**WHAT YOU WILL DO:** Output each entry below as it stands, leaving out every picture.

**RECORDS SUPPLIED:**

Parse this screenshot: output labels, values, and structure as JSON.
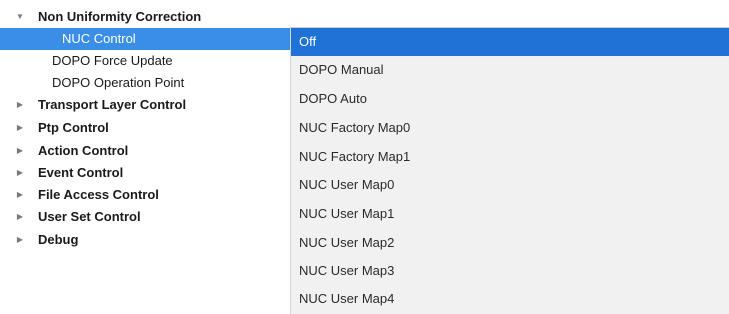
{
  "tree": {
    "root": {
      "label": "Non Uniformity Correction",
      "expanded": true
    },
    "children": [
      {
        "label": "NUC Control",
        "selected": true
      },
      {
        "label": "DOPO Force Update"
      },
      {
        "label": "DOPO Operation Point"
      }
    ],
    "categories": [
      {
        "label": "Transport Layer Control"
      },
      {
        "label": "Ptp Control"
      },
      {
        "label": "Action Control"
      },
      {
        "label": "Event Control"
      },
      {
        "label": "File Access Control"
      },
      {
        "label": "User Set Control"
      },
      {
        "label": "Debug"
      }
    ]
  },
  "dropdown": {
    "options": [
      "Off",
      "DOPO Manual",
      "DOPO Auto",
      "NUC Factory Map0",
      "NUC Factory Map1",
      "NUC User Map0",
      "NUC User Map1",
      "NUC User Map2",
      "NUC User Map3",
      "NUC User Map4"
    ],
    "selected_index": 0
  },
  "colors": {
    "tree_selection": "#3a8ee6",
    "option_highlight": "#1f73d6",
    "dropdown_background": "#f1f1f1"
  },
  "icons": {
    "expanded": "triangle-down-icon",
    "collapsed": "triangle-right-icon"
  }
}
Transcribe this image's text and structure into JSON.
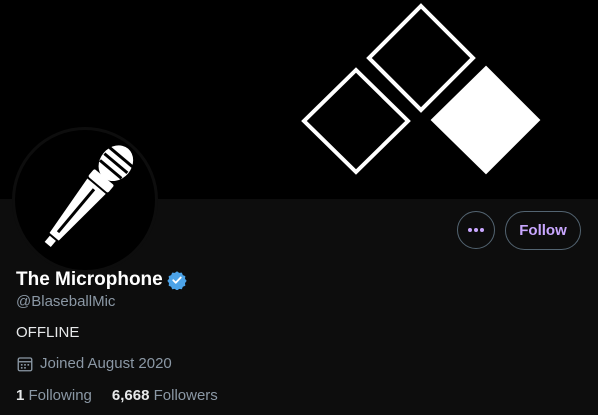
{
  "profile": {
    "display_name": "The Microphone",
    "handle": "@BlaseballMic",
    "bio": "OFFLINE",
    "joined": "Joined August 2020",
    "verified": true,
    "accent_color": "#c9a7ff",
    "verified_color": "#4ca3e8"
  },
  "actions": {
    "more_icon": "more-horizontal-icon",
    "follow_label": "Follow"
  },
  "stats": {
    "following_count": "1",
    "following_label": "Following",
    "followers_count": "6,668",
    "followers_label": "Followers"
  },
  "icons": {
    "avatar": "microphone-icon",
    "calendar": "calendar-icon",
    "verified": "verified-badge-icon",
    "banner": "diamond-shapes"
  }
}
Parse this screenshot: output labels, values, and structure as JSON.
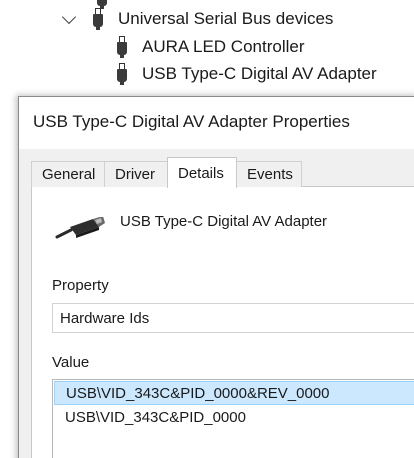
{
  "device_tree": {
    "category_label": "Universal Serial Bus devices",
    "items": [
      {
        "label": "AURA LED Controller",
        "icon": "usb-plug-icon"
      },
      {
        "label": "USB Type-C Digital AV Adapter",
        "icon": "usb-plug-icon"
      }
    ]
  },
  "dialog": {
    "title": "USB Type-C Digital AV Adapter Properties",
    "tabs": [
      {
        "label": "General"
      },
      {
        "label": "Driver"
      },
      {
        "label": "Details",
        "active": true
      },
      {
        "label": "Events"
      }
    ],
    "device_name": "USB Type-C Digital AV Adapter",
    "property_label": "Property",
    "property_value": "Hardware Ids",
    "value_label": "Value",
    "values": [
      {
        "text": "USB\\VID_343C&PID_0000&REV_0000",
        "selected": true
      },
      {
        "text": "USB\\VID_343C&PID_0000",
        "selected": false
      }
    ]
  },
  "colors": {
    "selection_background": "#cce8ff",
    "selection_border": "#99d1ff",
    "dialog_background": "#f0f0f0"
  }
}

**THE RESPONSE:**
Parse this screenshot: output labels, values, and structure as JSON.
{
  "tree": {
    "root": {
      "label": "Non Uniformity Correction",
      "expanded": true
    },
    "children": [
      {
        "label": "NUC Control",
        "selected": true
      },
      {
        "label": "DOPO Force Update"
      },
      {
        "label": "DOPO Operation Point"
      }
    ],
    "categories": [
      {
        "label": "Transport Layer Control"
      },
      {
        "label": "Ptp Control"
      },
      {
        "label": "Action Control"
      },
      {
        "label": "Event Control"
      },
      {
        "label": "File Access Control"
      },
      {
        "label": "User Set Control"
      },
      {
        "label": "Debug"
      }
    ]
  },
  "dropdown": {
    "options": [
      "Off",
      "DOPO Manual",
      "DOPO Auto",
      "NUC Factory Map0",
      "NUC Factory Map1",
      "NUC User Map0",
      "NUC User Map1",
      "NUC User Map2",
      "NUC User Map3",
      "NUC User Map4"
    ],
    "selected_index": 0
  },
  "colors": {
    "tree_selection": "#3a8ee6",
    "option_highlight": "#1f73d6",
    "dropdown_background": "#f1f1f1"
  },
  "icons": {
    "expanded": "triangle-down-icon",
    "collapsed": "triangle-right-icon"
  }
}
Transcribe this image's text and structure into JSON.
{
  "profile": {
    "display_name": "The Microphone",
    "handle": "@BlaseballMic",
    "bio": "OFFLINE",
    "joined": "Joined August 2020",
    "verified": true,
    "accent_color": "#c9a7ff",
    "verified_color": "#4ca3e8"
  },
  "actions": {
    "more_icon": "more-horizontal-icon",
    "follow_label": "Follow"
  },
  "stats": {
    "following_count": "1",
    "following_label": "Following",
    "followers_count": "6,668",
    "followers_label": "Followers"
  },
  "icons": {
    "avatar": "microphone-icon",
    "calendar": "calendar-icon",
    "verified": "verified-badge-icon",
    "banner": "diamond-shapes"
  }
}
Parse this screenshot: output labels, values, and structure as JSON.
{
  "device_tree": {
    "category_label": "Universal Serial Bus devices",
    "items": [
      {
        "label": "AURA LED Controller",
        "icon": "usb-plug-icon"
      },
      {
        "label": "USB Type-C Digital AV Adapter",
        "icon": "usb-plug-icon"
      }
    ]
  },
  "dialog": {
    "title": "USB Type-C Digital AV Adapter Properties",
    "tabs": [
      {
        "label": "General"
      },
      {
        "label": "Driver"
      },
      {
        "label": "Details",
        "active": true
      },
      {
        "label": "Events"
      }
    ],
    "device_name": "USB Type-C Digital AV Adapter",
    "property_label": "Property",
    "property_value": "Hardware Ids",
    "value_label": "Value",
    "values": [
      {
        "text": "USB\\VID_343C&PID_0000&REV_0000",
        "selected": true
      },
      {
        "text": "USB\\VID_343C&PID_0000",
        "selected": false
      }
    ]
  },
  "colors": {
    "selection_background": "#cce8ff",
    "selection_border": "#99d1ff",
    "dialog_background": "#f0f0f0"
  }
}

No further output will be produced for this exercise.